-- begin Records for this task --

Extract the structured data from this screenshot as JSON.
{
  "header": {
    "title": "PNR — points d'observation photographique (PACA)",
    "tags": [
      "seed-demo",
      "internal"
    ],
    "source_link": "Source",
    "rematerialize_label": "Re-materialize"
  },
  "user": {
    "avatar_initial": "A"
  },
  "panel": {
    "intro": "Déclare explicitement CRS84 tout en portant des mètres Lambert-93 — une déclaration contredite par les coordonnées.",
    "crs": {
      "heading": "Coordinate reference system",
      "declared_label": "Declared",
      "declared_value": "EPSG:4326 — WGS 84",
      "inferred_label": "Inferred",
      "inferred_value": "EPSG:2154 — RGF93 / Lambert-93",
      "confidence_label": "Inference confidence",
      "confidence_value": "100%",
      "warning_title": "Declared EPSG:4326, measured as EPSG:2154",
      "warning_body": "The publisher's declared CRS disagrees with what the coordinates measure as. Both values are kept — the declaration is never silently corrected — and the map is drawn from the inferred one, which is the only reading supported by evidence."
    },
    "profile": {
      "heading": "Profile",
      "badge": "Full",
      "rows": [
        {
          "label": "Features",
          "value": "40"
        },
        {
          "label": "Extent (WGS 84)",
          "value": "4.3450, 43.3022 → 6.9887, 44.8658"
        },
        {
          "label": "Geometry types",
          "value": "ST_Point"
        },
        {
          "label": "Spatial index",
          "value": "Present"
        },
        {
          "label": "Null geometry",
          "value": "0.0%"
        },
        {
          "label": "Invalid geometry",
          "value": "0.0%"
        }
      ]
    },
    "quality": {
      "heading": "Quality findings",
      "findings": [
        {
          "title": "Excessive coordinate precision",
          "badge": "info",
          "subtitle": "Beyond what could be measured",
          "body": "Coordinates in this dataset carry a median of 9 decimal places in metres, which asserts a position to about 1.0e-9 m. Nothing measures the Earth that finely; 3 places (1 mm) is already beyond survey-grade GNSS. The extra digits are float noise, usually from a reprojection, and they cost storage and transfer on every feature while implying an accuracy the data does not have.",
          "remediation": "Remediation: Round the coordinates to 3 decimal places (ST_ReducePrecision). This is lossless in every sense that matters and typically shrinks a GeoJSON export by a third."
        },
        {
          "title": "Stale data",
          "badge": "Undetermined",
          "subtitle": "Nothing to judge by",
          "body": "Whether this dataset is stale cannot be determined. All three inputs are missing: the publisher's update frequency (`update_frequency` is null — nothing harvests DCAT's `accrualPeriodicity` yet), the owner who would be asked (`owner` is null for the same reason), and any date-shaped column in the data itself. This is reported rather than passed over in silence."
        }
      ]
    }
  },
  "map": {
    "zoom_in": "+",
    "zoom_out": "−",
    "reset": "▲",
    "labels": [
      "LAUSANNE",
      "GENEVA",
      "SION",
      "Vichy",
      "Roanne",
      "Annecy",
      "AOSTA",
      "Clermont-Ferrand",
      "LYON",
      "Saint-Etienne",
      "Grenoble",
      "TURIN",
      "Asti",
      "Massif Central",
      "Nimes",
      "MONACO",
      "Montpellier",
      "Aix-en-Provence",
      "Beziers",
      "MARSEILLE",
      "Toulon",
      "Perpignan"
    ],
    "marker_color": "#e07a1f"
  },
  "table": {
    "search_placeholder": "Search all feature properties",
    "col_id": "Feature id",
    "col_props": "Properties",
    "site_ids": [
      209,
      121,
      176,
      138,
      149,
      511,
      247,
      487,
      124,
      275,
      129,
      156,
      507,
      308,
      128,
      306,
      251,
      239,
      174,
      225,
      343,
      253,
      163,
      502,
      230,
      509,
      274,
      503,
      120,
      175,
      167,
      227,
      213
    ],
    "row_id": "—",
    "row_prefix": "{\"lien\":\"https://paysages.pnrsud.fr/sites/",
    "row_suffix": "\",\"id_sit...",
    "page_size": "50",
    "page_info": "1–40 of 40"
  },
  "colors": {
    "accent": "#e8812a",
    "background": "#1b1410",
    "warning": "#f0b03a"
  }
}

-- end Records for this task --

Written request
Restate each of the entries above verbatim.

Final result
Extract the structured data from this screenshot as JSON.
{
  "header": {
    "title": "PNR — points d'observation photographique (PACA)",
    "tags": [
      "seed-demo",
      "internal"
    ],
    "source_link": "Source",
    "rematerialize_label": "Re-materialize"
  },
  "user": {
    "avatar_initial": "A"
  },
  "panel": {
    "intro": "Déclare explicitement CRS84 tout en portant des mètres Lambert-93 — une déclaration contredite par les coordonnées.",
    "crs": {
      "heading": "Coordinate reference system",
      "declared_label": "Declared",
      "declared_value": "EPSG:4326 — WGS 84",
      "inferred_label": "Inferred",
      "inferred_value": "EPSG:2154 — RGF93 / Lambert-93",
      "confidence_label": "Inference confidence",
      "confidence_value": "100%",
      "warning_title": "Declared EPSG:4326, measured as EPSG:2154",
      "warning_body": "The publisher's declared CRS disagrees with what the coordinates measure as. Both values are kept — the declaration is never silently corrected — and the map is drawn from the inferred one, which is the only reading supported by evidence."
    },
    "profile": {
      "heading": "Profile",
      "badge": "Full",
      "rows": [
        {
          "label": "Features",
          "value": "40"
        },
        {
          "label": "Extent (WGS 84)",
          "value": "4.3450, 43.3022 → 6.9887, 44.8658"
        },
        {
          "label": "Geometry types",
          "value": "ST_Point"
        },
        {
          "label": "Spatial index",
          "value": "Present"
        },
        {
          "label": "Null geometry",
          "value": "0.0%"
        },
        {
          "label": "Invalid geometry",
          "value": "0.0%"
        }
      ]
    },
    "quality": {
      "heading": "Quality findings",
      "findings": [
        {
          "title": "Excessive coordinate precision",
          "badge": "info",
          "subtitle": "Beyond what could be measured",
          "body": "Coordinates in this dataset carry a median of 9 decimal places in metres, which asserts a position to about 1.0e-9 m. Nothing measures the Earth that finely; 3 places (1 mm) is already beyond survey-grade GNSS. The extra digits are float noise, usually from a reprojection, and they cost storage and transfer on every feature while implying an accuracy the data does not have.",
          "remediation": "Remediation: Round the coordinates to 3 decimal places (ST_ReducePrecision). This is lossless in every sense that matters and typically shrinks a GeoJSON export by a third."
        },
        {
          "title": "Stale data",
          "badge": "Undetermined",
          "subtitle": "Nothing to judge by",
          "body": "Whether this dataset is stale cannot be determined. All three inputs are missing: the publisher's update frequency (`update_frequency` is null — nothing harvests DCAT's `accrualPeriodicity` yet), the owner who would be asked (`owner` is null for the same reason), and any date-shaped column in the data itself. This is reported rather than passed over in silence."
        }
      ]
    }
  },
  "map": {
    "zoom_in": "+",
    "zoom_out": "−",
    "reset": "▲",
    "labels": [
      "LAUSANNE",
      "GENEVA",
      "SION",
      "Vichy",
      "Roanne",
      "Annecy",
      "AOSTA",
      "Clermont-Ferrand",
      "LYON",
      "Saint-Etienne",
      "Grenoble",
      "TURIN",
      "Asti",
      "Massif Central",
      "Nimes",
      "MONACO",
      "Montpellier",
      "Aix-en-Provence",
      "Beziers",
      "MARSEILLE",
      "Toulon",
      "Perpignan"
    ],
    "marker_color": "#e07a1f"
  },
  "table": {
    "search_placeholder": "Search all feature properties",
    "col_id": "Feature id",
    "col_props": "Properties",
    "site_ids": [
      209,
      121,
      176,
      138,
      149,
      511,
      247,
      487,
      124,
      275,
      129,
      156,
      507,
      308,
      128,
      306,
      251,
      239,
      174,
      225,
      343,
      253,
      163,
      502,
      230,
      509,
      274,
      503,
      120,
      175,
      167,
      227,
      213
    ],
    "row_id": "—",
    "row_prefix": "{\"lien\":\"https://paysages.pnrsud.fr/sites/",
    "row_suffix": "\",\"id_sit...",
    "page_size": "50",
    "page_info": "1–40 of 40"
  },
  "colors": {
    "accent": "#e8812a",
    "background": "#1b1410",
    "warning": "#f0b03a"
  }
}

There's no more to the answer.